§ **What the exercise asks**
Print all entries precisely as they are written.

+ + + +

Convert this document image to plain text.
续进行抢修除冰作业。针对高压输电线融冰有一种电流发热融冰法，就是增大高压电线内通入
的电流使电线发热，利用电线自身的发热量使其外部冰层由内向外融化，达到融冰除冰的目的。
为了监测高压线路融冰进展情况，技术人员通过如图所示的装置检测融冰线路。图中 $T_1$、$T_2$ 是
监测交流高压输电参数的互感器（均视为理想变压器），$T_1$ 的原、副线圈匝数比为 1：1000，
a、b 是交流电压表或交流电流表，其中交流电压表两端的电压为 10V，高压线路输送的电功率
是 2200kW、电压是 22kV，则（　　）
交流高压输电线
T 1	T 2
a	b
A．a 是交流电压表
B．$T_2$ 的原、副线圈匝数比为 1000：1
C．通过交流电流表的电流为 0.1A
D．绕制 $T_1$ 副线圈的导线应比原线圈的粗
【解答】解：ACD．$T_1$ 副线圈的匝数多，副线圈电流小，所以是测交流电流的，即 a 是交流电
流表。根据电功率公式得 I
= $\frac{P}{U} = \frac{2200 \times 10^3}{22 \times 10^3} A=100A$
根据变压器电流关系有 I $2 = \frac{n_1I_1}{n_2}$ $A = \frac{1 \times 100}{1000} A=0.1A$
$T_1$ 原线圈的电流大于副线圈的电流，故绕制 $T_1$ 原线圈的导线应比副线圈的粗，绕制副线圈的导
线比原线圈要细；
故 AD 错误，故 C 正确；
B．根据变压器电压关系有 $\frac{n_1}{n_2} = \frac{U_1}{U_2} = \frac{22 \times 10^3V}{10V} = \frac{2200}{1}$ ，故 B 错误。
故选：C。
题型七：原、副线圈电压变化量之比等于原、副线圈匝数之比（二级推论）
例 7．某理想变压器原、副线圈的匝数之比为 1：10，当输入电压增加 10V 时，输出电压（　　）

+ + + +

§ **Answer for this exercise**
Convert this document image to plain text.
续进行抢修除冰作业。针对高压输电线融冰有一种电流发热融冰法，就是增大高压电线内通入
的电流使电线发热，利用电线自身的发热量使其外部冰层由内向外融化，达到融冰除冰的目的。
为了监测高压线路融冰进展情况，技术人员通过如图所示的装置检测融冰线路。图中 $T_1$、$T_2$ 是
监测交流高压输电参数的互感器（均视为理想变压器），$T_1$ 的原、副线圈匝数比为 1：1000，
a、b 是交流电压表或交流电流表，其中交流电压表两端的电压为 10V，高压线路输送的电功率
是 2200kW、电压是 22kV，则（　　）
交流高压输电线
T 1	T 2
a	b
A．a 是交流电压表
B．$T_2$ 的原、副线圈匝数比为 1000：1
C．通过交流电流表的电流为 0.1A
D．绕制 $T_1$ 副线圈的导线应比原线圈的粗
【解答】解：ACD．$T_1$ 副线圈的匝数多，副线圈电流小，所以是测交流电流的，即 a 是交流电
流表。根据电功率公式得 I
= $\frac{P}{U} = \frac{2200 \times 10^3}{22 \times 10^3} A=100A$
根据变压器电流关系有 I $2 = \frac{n_1I_1}{n_2}$ $A = \frac{1 \times 100}{1000} A=0.1A$
$T_1$ 原线圈的电流大于副线圈的电流，故绕制 $T_1$ 原线圈的导线应比副线圈的粗，绕制副线圈的导
线比原线圈要细；
故 AD 错误，故 C 正确；
B．根据变压器电压关系有 $\frac{n_1}{n_2} = \frac{U_1}{U_2} = \frac{22 \times 10^3V}{10V} = \frac{2200}{1}$ ，故 B 错误。
故选：C。
题型七：原、副线圈电压变化量之比等于原、副线圈匝数之比（二级推论）
例 7．某理想变压器原、副线圈的匝数之比为 1：10，当输入电压增加 10V 时，输出电压（　　）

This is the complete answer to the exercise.